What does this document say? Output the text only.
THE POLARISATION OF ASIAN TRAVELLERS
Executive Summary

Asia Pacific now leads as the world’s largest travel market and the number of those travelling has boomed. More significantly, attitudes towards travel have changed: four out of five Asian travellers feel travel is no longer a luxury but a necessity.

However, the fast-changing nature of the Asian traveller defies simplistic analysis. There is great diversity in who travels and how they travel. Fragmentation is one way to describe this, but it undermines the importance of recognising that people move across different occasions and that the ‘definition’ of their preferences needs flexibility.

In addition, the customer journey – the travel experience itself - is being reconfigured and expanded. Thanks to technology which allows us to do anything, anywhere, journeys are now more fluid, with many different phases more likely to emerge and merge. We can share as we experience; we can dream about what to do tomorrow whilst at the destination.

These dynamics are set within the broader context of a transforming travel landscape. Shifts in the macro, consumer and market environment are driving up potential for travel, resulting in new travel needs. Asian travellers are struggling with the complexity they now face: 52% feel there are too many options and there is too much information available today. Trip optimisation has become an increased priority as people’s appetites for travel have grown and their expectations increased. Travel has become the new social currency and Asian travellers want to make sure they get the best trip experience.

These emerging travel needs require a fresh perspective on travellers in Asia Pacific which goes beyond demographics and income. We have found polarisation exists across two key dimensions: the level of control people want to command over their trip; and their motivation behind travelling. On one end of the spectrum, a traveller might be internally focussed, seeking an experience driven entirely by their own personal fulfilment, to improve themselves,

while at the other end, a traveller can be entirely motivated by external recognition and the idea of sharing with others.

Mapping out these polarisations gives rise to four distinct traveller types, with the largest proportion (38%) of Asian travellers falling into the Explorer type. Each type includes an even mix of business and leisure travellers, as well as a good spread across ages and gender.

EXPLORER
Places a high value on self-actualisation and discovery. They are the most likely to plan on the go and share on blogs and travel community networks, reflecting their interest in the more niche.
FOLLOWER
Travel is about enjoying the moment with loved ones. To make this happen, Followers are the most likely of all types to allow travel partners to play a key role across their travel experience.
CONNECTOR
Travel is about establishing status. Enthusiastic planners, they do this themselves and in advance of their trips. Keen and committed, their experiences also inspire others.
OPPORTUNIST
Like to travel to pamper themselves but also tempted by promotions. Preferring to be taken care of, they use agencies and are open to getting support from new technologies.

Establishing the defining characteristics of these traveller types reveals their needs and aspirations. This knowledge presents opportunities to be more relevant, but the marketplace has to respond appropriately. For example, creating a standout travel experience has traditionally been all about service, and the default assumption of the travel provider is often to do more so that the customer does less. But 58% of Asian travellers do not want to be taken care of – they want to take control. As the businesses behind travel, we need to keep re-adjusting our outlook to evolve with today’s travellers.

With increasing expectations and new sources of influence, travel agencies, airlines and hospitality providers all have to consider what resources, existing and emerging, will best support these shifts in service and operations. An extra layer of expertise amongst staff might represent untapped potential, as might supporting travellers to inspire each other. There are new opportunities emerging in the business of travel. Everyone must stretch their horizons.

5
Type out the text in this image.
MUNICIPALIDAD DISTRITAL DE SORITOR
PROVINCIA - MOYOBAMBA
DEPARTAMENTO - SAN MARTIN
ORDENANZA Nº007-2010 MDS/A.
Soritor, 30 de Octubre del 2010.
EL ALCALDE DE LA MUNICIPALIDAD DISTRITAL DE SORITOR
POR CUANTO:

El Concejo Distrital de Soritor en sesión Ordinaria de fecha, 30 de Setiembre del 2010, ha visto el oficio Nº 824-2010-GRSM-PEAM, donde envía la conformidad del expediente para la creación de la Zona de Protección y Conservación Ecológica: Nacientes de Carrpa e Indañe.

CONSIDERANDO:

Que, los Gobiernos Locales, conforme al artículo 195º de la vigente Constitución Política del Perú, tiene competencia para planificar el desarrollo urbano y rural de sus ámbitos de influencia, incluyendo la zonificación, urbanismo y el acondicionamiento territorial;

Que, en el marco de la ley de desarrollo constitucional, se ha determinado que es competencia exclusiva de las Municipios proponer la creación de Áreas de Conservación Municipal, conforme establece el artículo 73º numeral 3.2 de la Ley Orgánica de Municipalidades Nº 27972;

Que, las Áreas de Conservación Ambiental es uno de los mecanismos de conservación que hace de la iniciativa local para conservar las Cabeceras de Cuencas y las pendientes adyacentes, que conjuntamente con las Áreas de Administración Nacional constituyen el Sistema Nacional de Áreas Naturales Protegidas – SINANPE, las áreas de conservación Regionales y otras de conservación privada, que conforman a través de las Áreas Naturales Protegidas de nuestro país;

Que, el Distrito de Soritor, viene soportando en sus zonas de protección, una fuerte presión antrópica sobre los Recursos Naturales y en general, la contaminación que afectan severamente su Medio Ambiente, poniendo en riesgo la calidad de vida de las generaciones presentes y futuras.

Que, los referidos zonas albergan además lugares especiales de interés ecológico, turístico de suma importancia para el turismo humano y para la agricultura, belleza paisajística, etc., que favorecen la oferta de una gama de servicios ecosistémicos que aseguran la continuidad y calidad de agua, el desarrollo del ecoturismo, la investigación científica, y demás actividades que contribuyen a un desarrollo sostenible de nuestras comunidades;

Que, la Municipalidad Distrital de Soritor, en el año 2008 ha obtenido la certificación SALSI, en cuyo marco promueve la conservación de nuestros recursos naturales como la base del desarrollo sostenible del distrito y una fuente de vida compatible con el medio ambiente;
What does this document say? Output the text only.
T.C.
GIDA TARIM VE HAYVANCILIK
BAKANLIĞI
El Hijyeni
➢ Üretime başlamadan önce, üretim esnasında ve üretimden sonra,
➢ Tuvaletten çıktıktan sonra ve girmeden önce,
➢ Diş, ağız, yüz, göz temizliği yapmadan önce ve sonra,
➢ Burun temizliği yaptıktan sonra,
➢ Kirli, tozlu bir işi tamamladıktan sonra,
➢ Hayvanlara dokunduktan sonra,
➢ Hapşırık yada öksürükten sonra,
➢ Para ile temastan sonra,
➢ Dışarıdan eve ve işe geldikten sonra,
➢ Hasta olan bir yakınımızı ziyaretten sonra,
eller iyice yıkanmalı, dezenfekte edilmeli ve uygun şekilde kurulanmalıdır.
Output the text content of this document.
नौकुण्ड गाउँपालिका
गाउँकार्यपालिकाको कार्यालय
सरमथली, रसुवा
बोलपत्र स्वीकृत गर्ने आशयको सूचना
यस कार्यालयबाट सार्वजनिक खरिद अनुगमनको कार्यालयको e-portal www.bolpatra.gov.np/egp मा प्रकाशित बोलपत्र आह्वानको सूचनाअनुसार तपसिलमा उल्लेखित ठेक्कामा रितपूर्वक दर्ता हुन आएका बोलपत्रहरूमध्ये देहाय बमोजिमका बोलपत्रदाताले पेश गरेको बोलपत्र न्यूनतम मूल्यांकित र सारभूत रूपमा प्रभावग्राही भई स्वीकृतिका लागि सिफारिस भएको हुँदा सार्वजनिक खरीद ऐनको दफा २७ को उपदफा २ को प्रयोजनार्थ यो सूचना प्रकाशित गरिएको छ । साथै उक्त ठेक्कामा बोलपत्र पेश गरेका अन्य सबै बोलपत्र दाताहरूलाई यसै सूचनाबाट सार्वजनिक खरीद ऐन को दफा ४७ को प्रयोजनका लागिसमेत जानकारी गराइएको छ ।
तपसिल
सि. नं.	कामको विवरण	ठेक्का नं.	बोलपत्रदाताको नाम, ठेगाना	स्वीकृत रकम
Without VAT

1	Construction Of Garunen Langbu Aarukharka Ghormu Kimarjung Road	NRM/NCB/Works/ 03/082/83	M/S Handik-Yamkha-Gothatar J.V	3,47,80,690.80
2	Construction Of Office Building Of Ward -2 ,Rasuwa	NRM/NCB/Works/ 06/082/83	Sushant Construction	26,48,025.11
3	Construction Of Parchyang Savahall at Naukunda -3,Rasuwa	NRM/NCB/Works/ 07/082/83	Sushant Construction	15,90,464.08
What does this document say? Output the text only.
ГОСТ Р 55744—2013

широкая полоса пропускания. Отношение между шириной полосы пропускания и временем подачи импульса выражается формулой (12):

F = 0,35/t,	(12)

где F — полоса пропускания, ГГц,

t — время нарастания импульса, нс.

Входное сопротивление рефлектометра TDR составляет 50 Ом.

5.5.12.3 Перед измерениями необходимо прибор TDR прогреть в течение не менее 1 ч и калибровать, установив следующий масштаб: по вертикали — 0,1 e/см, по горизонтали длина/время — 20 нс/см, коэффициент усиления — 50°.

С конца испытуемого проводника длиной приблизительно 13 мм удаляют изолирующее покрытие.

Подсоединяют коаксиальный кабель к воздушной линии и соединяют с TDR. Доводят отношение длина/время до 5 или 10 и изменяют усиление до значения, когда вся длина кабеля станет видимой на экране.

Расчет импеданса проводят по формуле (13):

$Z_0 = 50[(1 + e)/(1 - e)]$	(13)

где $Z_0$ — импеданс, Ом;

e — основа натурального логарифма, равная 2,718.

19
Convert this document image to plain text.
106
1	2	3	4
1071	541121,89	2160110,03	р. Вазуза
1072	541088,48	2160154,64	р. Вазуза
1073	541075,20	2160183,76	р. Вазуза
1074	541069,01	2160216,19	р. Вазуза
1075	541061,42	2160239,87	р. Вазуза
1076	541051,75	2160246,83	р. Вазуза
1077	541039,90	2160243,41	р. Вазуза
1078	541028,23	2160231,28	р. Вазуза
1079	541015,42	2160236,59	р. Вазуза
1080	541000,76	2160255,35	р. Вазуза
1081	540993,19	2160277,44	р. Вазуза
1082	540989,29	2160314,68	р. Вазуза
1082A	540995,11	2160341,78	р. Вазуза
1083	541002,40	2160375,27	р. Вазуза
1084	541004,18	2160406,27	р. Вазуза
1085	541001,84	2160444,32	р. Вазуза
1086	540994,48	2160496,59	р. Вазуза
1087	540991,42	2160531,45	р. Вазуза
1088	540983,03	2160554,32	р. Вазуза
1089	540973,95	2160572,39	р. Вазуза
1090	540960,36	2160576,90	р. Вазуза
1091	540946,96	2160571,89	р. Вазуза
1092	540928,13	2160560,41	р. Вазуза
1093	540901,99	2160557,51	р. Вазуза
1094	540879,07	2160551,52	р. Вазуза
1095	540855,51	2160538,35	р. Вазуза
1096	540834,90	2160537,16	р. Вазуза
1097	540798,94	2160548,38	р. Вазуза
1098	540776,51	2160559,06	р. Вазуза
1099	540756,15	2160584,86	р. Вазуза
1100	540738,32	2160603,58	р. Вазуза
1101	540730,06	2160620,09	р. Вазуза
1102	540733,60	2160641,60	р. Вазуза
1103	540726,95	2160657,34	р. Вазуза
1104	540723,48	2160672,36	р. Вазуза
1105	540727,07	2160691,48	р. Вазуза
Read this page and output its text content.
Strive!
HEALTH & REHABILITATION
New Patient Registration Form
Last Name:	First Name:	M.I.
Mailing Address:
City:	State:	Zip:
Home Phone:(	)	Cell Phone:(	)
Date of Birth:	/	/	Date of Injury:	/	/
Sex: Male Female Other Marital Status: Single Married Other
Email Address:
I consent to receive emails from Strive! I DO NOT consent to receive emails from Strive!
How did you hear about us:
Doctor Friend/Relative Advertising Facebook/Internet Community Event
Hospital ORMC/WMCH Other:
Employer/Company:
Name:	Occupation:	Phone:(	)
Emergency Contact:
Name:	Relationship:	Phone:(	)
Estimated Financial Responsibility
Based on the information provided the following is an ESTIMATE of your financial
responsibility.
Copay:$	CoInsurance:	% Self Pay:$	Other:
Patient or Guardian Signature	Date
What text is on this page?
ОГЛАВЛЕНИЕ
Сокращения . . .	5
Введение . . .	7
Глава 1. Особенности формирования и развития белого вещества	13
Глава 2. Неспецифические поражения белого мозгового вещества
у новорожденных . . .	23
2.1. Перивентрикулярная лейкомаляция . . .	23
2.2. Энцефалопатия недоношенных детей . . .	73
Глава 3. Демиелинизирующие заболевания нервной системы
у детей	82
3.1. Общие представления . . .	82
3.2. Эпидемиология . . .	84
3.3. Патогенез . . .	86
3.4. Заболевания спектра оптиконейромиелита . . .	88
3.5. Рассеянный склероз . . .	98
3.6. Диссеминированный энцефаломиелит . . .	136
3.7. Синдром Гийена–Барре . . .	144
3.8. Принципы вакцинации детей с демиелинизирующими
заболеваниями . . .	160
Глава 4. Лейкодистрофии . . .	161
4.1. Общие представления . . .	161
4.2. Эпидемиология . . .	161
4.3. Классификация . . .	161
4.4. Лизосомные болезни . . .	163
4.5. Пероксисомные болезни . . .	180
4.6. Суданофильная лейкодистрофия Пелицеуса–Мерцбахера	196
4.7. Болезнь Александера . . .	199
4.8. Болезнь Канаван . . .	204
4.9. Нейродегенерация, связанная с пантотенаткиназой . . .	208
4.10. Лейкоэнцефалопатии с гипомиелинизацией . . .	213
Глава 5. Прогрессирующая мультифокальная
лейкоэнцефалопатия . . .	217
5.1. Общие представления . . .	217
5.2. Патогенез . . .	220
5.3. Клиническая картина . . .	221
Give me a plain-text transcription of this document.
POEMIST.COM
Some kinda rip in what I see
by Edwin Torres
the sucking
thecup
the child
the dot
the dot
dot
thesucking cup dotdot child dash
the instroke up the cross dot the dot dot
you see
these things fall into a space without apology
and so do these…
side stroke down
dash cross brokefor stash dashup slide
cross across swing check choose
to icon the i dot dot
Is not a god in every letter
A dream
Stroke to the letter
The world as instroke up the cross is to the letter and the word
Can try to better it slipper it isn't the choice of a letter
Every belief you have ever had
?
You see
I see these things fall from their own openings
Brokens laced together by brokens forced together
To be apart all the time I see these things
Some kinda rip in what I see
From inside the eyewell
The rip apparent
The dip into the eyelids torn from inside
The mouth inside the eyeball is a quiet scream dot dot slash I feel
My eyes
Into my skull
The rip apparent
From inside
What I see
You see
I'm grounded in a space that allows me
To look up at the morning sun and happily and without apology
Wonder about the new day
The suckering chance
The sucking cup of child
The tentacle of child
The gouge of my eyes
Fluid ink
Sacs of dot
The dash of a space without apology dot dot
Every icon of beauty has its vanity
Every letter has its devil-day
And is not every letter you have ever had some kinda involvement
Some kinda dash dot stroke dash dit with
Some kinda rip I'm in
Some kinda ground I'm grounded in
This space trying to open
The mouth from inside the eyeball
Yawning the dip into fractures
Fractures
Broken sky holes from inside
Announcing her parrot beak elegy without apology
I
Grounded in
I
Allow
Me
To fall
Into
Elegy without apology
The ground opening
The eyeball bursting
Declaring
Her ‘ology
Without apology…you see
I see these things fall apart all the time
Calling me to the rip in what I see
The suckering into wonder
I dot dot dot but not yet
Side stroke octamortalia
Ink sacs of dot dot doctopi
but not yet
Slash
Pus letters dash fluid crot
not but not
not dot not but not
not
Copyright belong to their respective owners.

+++

#### Instruction
Among the entries above, how many lines hold the string "Болезнь"? Respond with nothing but the number.

#### Exercise output
2